__TASK PROMPT__: Gather each line of the records where "Ground" appears.

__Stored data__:
################
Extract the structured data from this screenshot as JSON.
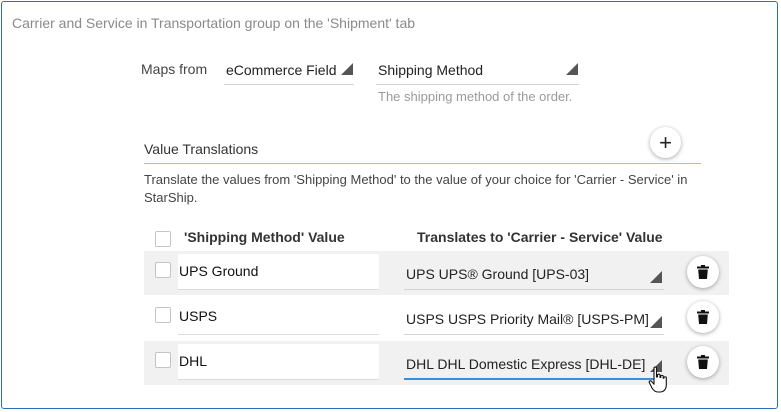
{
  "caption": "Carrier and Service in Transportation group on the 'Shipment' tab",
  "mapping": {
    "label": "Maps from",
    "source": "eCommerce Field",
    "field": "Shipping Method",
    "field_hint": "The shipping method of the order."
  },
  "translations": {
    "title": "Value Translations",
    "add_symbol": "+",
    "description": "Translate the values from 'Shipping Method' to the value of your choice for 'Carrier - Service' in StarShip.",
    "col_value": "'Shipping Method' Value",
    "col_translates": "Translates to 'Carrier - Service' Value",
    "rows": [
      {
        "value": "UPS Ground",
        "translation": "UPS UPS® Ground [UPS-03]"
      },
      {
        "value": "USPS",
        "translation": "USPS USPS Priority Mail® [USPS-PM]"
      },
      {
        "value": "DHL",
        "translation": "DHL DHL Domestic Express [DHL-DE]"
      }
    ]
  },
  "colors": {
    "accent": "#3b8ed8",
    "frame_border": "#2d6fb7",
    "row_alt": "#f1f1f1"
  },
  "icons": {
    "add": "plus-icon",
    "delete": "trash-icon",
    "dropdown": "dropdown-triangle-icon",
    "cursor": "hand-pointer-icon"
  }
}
################
__TASK SOLUTION__:
        "value": "UPS Ground",
        "translation": "UPS UPS® Ground [UPS-03]"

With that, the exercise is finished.